WHAT IS NEEDED: For the copy, please give all of the data again exactly and leave the pictures out.

DATASET ENTRIES:
-- start --
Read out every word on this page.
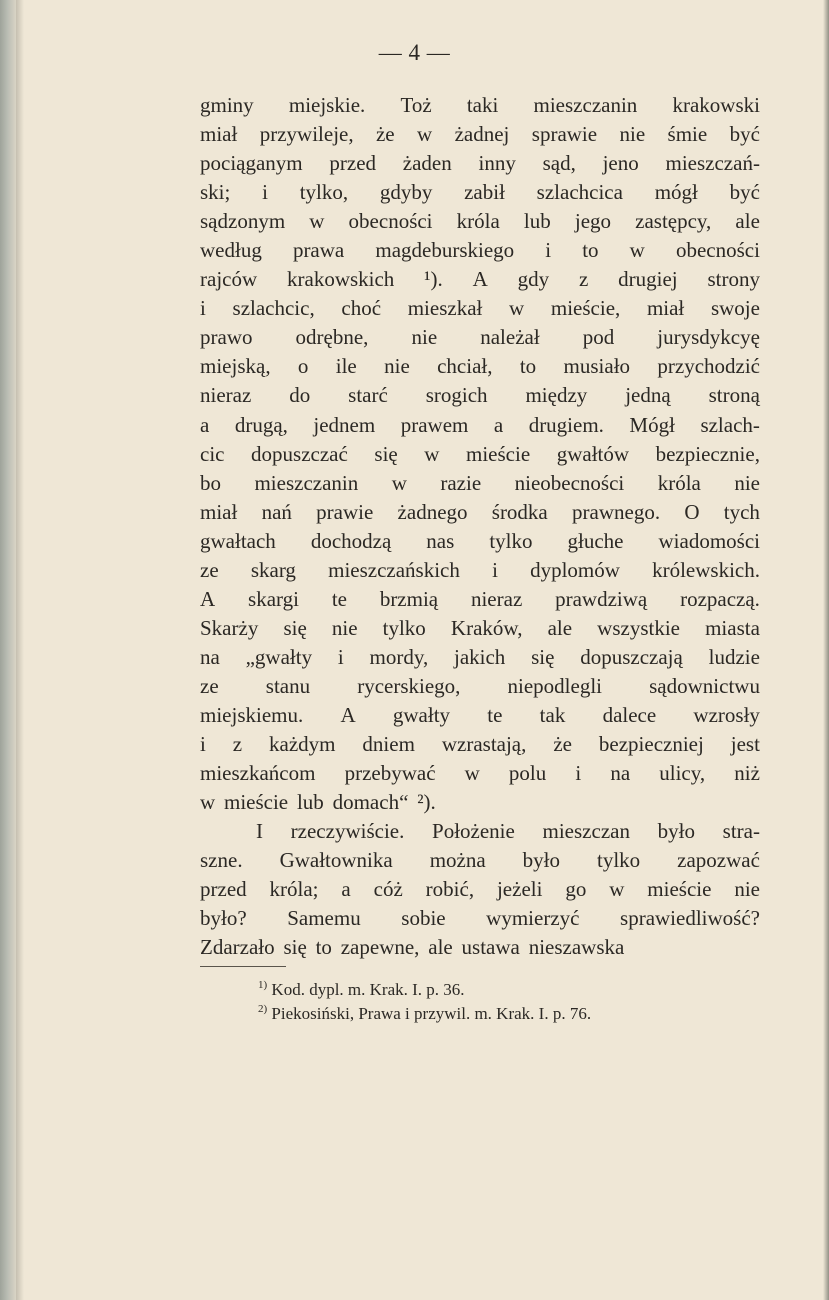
— 4 —
gminy miejskie. Toż taki mieszczanin krakowski
miał przywileje, że w żadnej sprawie nie śmie być
pociąganym przed żaden inny sąd, jeno mieszczań-
ski; i tylko, gdyby zabił szlachcica mógł być
sądzonym w obecności króla lub jego zastępcy, ale
według prawa magdeburskiego i to w obecności
rajców krakowskich ¹). A gdy z drugiej strony
i szlachcic, choć mieszkał w mieście, miał swoje
prawo odrębne, nie należał pod jurysdykcyę
miejską, o ile nie chciał, to musiało przychodzić
nieraz do starć srogich między jedną stroną
a drugą, jednem prawem a drugiem. Mógł szlach-
cic dopuszczać się w mieście gwałtów bezpiecznie,
bo mieszczanin w razie nieobecności króla nie
miał nań prawie żadnego środka prawnego. O tych
gwałtach dochodzą nas tylko głuche wiadomości
ze skarg mieszczańskich i dyplomów królewskich.
A skargi te brzmią nieraz prawdziwą rozpaczą.
Skarży się nie tylko Kraków, ale wszystkie miasta
na „gwałty i mordy, jakich się dopuszczają ludzie
ze stanu rycerskiego, niepodlegli sądownictwu
miejskiemu. A gwałty te tak dalece wzrosły
i z każdym dniem wzrastają, że bezpieczniej jest
mieszkańcom przebywać w polu i na ulicy, niż
w mieście lub domach“ ²).
I rzeczywiście. Położenie mieszczan było stra-
szne. Gwałtownika można było tylko zapozwać
przed króla; a cóż robić, jeżeli go w mieście nie
było? Samemu sobie wymierzyć sprawiedliwość?
Zdarzało się to zapewne, ale ustawa nieszawska
$^{1)}$ Kod. dypl. m. Krak. I. p. 36.
$^{2)}$ Piekosiński, Prawa i przywil. m. Krak. I. p. 76.
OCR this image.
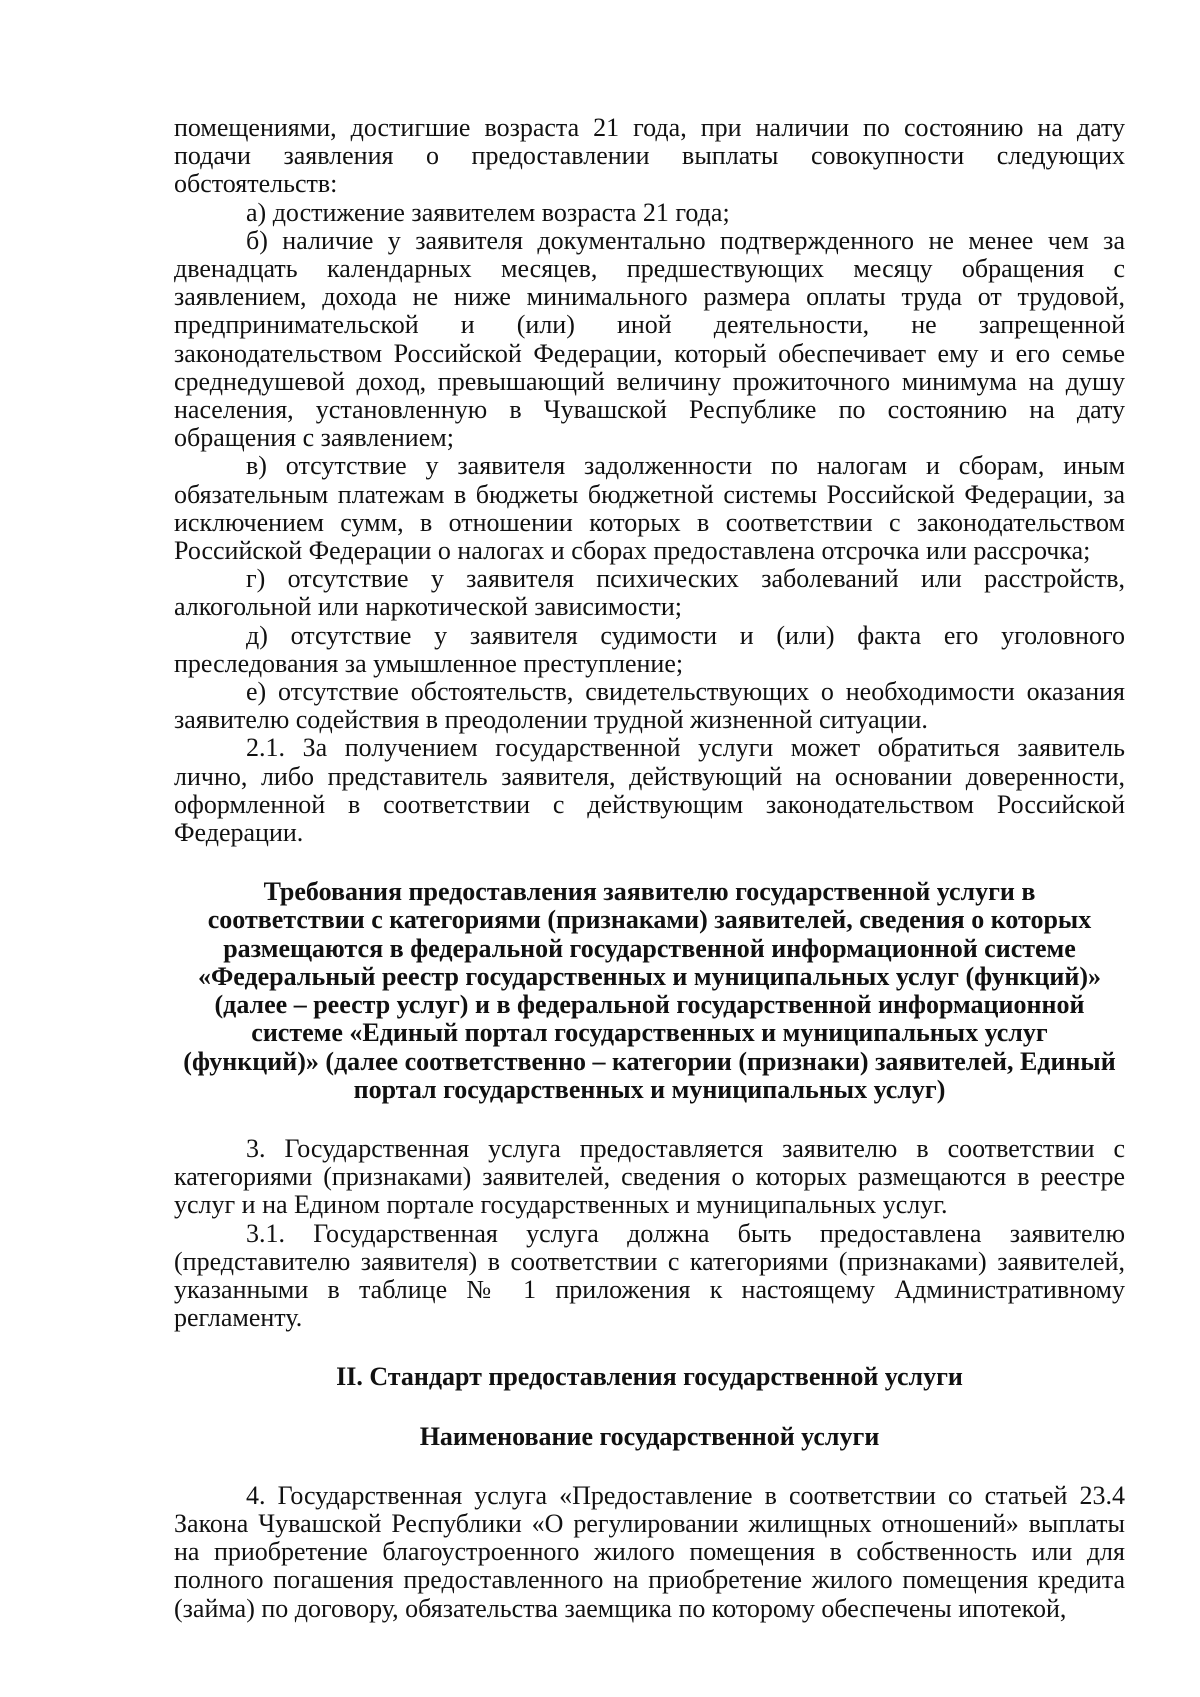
помещениями, достигшие возраста 21 года, при наличии по состоянию на дату подачи заявления о предоставлении выплаты совокупности следующих обстоятельств:

а) достижение заявителем возраста 21 года;

б) наличие у заявителя документально подтвержденного не менее чем за двенадцать календарных месяцев, предшествующих месяцу обращения с заявлением, дохода не ниже минимального размера оплаты труда от трудовой, предпринимательской и (или) иной деятельности, не запрещенной законодательством Российской Федерации, который обеспечивает ему и его семье среднедушевой доход, превышающий величину прожиточного минимума на душу населения, установленную в Чувашской Республике по состоянию на дату обращения с заявлением;

в) отсутствие у заявителя задолженности по налогам и сборам, иным обязательным платежам в бюджеты бюджетной системы Российской Федерации, за исключением сумм, в отношении которых в соответствии с законодательством Российской Федерации о налогах и сборах предоставлена отсрочка или рассрочка;

г) отсутствие у заявителя психических заболеваний или расстройств, алкогольной или наркотической зависимости;

д) отсутствие у заявителя судимости и (или) факта его уголовного преследования за умышленное преступление;

е) отсутствие обстоятельств, свидетельствующих о необходимости оказания заявителю содействия в преодолении трудной жизненной ситуации.

2.1. За получением государственной услуги может обратиться заявитель лично, либо представитель заявителя, действующий на основании доверенности, оформленной в соответствии с действующим законодательством Российской Федерации.

Требования предоставления заявителю государственной услуги в соответствии с категориями (признаками) заявителей, сведения о которых размещаются в федеральной государственной информационной системе «Федеральный реестр государственных и муниципальных услуг (функций)» (далее – реестр услуг) и в федеральной государственной информационной системе «Единый портал государственных и муниципальных услуг (функций)» (далее соответственно – категории (признаки) заявителей, Единый портал государственных и муниципальных услуг)

3. Государственная услуга предоставляется заявителю в соответствии с категориями (признаками) заявителей, сведения о которых размещаются в реестре услуг и на Едином портале государственных и муниципальных услуг.

3.1. Государственная услуга должна быть предоставлена заявителю (представителю заявителя) в соответствии с категориями (признаками) заявителей, указанными в таблице № 1 приложения к настоящему Административному регламенту.

II. Стандарт предоставления государственной услуги

Наименование государственной услуги

4. Государственная услуга «Предоставление в соответствии со статьей 23.4 Закона Чувашской Республики «О регулировании жилищных отношений» выплаты на приобретение благоустроенного жилого помещения в собственность или для полного погашения предоставленного на приобретение жилого помещения кредита (займа) по договору, обязательства заемщика по которому обеспечены ипотекой,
-- end --
THE SOLUTION:
Read out every word on this page.
— 4 —
gminy miejskie. Toż taki mieszczanin krakowski
miał przywileje, że w żadnej sprawie nie śmie być
pociąganym przed żaden inny sąd, jeno mieszczań-
ski; i tylko, gdyby zabił szlachcica mógł być
sądzonym w obecności króla lub jego zastępcy, ale
według prawa magdeburskiego i to w obecności
rajców krakowskich ¹). A gdy z drugiej strony
i szlachcic, choć mieszkał w mieście, miał swoje
prawo odrębne, nie należał pod jurysdykcyę
miejską, o ile nie chciał, to musiało przychodzić
nieraz do starć srogich między jedną stroną
a drugą, jednem prawem a drugiem. Mógł szlach-
cic dopuszczać się w mieście gwałtów bezpiecznie,
bo mieszczanin w razie nieobecności króla nie
miał nań prawie żadnego środka prawnego. O tych
gwałtach dochodzą nas tylko głuche wiadomości
ze skarg mieszczańskich i dyplomów królewskich.
A skargi te brzmią nieraz prawdziwą rozpaczą.
Skarży się nie tylko Kraków, ale wszystkie miasta
na „gwałty i mordy, jakich się dopuszczają ludzie
ze stanu rycerskiego, niepodlegli sądownictwu
miejskiemu. A gwałty te tak dalece wzrosły
i z każdym dniem wzrastają, że bezpieczniej jest
mieszkańcom przebywać w polu i na ulicy, niż
w mieście lub domach“ ²).
I rzeczywiście. Położenie mieszczan było stra-
szne. Gwałtownika można było tylko zapozwać
przed króla; a cóż robić, jeżeli go w mieście nie
było? Samemu sobie wymierzyć sprawiedliwość?
Zdarzało się to zapewne, ale ustawa nieszawska
$^{1)}$ Kod. dypl. m. Krak. I. p. 36.
$^{2)}$ Piekosiński, Prawa i przywil. m. Krak. I. p. 76.
OCR this image.
помещениями, достигшие возраста 21 года, при наличии по состоянию на дату подачи заявления о предоставлении выплаты совокупности следующих обстоятельств:

а) достижение заявителем возраста 21 года;

б) наличие у заявителя документально подтвержденного не менее чем за двенадцать календарных месяцев, предшествующих месяцу обращения с заявлением, дохода не ниже минимального размера оплаты труда от трудовой, предпринимательской и (или) иной деятельности, не запрещенной законодательством Российской Федерации, который обеспечивает ему и его семье среднедушевой доход, превышающий величину прожиточного минимума на душу населения, установленную в Чувашской Республике по состоянию на дату обращения с заявлением;

в) отсутствие у заявителя задолженности по налогам и сборам, иным обязательным платежам в бюджеты бюджетной системы Российской Федерации, за исключением сумм, в отношении которых в соответствии с законодательством Российской Федерации о налогах и сборах предоставлена отсрочка или рассрочка;

г) отсутствие у заявителя психических заболеваний или расстройств, алкогольной или наркотической зависимости;

д) отсутствие у заявителя судимости и (или) факта его уголовного преследования за умышленное преступление;

е) отсутствие обстоятельств, свидетельствующих о необходимости оказания заявителю содействия в преодолении трудной жизненной ситуации.

2.1. За получением государственной услуги может обратиться заявитель лично, либо представитель заявителя, действующий на основании доверенности, оформленной в соответствии с действующим законодательством Российской Федерации.

Требования предоставления заявителю государственной услуги в соответствии с категориями (признаками) заявителей, сведения о которых размещаются в федеральной государственной информационной системе «Федеральный реестр государственных и муниципальных услуг (функций)» (далее – реестр услуг) и в федеральной государственной информационной системе «Единый портал государственных и муниципальных услуг (функций)» (далее соответственно – категории (признаки) заявителей, Единый портал государственных и муниципальных услуг)

3. Государственная услуга предоставляется заявителю в соответствии с категориями (признаками) заявителей, сведения о которых размещаются в реестре услуг и на Едином портале государственных и муниципальных услуг.

3.1. Государственная услуга должна быть предоставлена заявителю (представителю заявителя) в соответствии с категориями (признаками) заявителей, указанными в таблице № 1 приложения к настоящему Административному регламенту.

II. Стандарт предоставления государственной услуги

Наименование государственной услуги

4. Государственная услуга «Предоставление в соответствии со статьей 23.4 Закона Чувашской Республики «О регулировании жилищных отношений» выплаты на приобретение благоустроенного жилого помещения в собственность или для полного погашения предоставленного на приобретение жилого помещения кредита (займа) по договору, обязательства заемщика по которому обеспечены ипотекой,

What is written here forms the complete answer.